Task description
Arrange these records as a Markdown table with two columns, Row and Line. Number each line in the Row column, and leave out any blank lines.

----- Data supplied -----

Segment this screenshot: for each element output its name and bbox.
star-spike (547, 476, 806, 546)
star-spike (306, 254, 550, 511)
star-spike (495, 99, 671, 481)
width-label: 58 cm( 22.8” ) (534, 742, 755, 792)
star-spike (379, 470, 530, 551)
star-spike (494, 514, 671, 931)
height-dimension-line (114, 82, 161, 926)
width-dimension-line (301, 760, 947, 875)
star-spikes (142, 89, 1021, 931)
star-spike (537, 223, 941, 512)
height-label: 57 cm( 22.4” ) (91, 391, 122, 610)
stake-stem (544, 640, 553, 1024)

-----

The result
| Row | Line |
|---|---|
| 1 | Segment this screenshot: for each element output its name and bbox. |
| 2 | star-spike (547, 476, 806, 546) |
| 3 | star-spike (306, 254, 550, 511) |
| 4 | star-spike (495, 99, 671, 481) |
| 5 | width-label: 58 cm( 22.8” ) (534, 742, 755, 792) |
| 6 | star-spike (379, 470, 530, 551) |
| 7 | star-spike (494, 514, 671, 931) |
| 8 | height-dimension-line (114, 82, 161, 926) |
| 9 | width-dimension-line (301, 760, 947, 875) |
| 10 | star-spikes (142, 89, 1021, 931) |
| 11 | star-spike (537, 223, 941, 512) |
| 12 | height-label: 57 cm( 22.4” ) (91, 391, 122, 610) |
| 13 | stake-stem (544, 640, 553, 1024) |